- **Written exercise**
Copy out all lines with the word "title" in them.

Dataset items
[start]

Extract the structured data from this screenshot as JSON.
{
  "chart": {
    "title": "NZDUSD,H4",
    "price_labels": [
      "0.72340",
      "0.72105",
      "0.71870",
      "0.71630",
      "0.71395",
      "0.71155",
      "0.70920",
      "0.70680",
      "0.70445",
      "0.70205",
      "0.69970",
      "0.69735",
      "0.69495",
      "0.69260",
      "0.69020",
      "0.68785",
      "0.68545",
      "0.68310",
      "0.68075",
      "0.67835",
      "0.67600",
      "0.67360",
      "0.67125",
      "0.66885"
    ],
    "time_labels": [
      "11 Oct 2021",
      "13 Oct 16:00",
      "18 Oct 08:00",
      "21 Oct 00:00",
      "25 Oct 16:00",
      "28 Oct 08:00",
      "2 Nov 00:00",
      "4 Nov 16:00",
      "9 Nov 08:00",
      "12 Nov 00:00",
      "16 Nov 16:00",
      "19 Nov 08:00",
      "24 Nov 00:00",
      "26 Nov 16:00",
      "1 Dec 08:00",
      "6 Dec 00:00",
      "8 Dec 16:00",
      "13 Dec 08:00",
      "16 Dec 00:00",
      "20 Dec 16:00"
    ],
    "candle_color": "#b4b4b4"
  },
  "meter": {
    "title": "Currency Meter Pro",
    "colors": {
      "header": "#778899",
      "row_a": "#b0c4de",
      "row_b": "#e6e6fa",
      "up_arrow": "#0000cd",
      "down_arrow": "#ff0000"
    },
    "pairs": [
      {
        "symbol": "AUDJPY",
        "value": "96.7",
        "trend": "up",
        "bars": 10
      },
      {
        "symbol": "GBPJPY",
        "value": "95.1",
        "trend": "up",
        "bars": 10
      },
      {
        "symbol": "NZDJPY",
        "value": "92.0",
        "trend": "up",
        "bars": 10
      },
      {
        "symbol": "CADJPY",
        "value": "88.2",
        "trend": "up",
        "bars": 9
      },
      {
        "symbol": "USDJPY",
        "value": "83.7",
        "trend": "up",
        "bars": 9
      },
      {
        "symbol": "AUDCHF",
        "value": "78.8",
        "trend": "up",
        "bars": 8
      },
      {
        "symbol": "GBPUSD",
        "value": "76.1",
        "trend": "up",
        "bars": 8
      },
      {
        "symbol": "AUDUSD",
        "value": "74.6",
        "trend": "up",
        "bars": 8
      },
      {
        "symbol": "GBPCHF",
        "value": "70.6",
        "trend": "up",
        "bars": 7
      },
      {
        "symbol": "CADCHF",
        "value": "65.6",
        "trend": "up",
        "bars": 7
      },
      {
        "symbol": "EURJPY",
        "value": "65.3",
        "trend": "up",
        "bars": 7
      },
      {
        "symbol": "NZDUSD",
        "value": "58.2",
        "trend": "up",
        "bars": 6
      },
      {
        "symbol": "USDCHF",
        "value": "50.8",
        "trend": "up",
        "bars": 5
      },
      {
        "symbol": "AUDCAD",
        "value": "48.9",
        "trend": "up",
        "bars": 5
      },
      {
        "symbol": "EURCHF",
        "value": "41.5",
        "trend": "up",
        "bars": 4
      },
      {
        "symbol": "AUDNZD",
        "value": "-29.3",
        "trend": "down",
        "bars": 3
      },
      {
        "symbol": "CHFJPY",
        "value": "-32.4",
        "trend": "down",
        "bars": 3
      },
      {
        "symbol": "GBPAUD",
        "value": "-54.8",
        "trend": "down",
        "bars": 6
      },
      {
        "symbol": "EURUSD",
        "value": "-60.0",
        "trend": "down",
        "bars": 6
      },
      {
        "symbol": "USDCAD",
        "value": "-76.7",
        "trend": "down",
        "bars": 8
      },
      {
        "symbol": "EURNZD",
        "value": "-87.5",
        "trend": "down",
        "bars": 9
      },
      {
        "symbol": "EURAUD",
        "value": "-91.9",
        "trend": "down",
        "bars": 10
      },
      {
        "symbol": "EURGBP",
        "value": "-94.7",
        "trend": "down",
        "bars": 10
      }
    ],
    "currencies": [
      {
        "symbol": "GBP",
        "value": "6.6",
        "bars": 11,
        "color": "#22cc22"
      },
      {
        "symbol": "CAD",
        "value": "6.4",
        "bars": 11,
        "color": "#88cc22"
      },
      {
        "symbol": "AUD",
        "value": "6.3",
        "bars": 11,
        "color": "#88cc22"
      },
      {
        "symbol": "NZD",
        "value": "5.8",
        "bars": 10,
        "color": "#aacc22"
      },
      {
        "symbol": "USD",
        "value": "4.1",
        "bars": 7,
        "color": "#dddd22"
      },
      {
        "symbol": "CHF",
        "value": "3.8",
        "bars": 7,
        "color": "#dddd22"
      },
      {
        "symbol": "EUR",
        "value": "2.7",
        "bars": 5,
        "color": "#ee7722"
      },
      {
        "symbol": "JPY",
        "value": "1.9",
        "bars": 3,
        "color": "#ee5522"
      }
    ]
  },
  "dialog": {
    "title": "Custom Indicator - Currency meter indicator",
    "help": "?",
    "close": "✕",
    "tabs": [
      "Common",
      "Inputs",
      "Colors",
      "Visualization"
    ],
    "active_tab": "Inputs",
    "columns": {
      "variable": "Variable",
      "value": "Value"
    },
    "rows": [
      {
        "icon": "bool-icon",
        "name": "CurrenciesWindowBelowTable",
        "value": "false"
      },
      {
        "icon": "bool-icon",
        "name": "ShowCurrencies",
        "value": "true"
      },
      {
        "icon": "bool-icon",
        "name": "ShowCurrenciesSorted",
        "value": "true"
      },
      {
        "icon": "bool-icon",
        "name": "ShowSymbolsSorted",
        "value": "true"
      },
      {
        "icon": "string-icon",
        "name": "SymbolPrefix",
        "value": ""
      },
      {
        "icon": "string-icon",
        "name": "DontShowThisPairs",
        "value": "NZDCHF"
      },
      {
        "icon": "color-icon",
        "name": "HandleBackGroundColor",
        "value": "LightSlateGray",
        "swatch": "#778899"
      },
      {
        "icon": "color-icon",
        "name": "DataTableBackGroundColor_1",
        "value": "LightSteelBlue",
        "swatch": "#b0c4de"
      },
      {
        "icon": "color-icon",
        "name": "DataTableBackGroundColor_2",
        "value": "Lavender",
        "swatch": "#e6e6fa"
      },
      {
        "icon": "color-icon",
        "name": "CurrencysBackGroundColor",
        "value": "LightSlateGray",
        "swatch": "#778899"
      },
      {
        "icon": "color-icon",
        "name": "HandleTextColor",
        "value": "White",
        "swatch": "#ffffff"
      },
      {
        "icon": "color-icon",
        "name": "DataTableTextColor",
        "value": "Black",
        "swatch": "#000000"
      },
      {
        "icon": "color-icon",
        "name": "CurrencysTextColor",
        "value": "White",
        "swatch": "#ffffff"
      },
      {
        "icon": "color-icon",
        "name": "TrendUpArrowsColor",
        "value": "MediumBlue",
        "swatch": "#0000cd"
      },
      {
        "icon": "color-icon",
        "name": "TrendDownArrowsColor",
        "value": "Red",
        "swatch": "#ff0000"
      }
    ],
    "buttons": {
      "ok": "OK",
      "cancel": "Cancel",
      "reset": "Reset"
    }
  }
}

[end]

- **Completed exercise**
    "title": "NZDUSD,H4",
    "title": "Currency Meter Pro",
    "title": "Custom Indicator - Currency meter indicator",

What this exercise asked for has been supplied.